Task directions:
Exact repetition is required: output every record in full.

Data records:
──────────────────────────────
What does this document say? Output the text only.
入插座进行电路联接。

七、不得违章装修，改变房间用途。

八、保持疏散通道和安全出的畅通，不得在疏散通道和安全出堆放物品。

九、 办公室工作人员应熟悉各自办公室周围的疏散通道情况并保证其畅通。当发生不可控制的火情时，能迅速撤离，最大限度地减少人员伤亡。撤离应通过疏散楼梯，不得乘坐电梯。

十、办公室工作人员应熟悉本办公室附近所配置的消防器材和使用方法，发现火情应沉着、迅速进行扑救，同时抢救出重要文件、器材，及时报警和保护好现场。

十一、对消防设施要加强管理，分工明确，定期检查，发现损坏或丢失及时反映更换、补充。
──────────────────────────────
Written reply:
What does this document say? Output the text only.
入插座进行电路联接。

七、不得违章装修，改变房间用途。

八、保持疏散通道和安全出的畅通，不得在疏散通道和安全出堆放物品。

九、 办公室工作人员应熟悉各自办公室周围的疏散通道情况并保证其畅通。当发生不可控制的火情时，能迅速撤离，最大限度地减少人员伤亡。撤离应通过疏散楼梯，不得乘坐电梯。

十、办公室工作人员应熟悉本办公室附近所配置的消防器材和使用方法，发现火情应沉着、迅速进行扑救，同时抢救出重要文件、器材，及时报警和保护好现场。

十一、对消防设施要加强管理，分工明确，定期检查，发现损坏或丢失及时反映更换、补充。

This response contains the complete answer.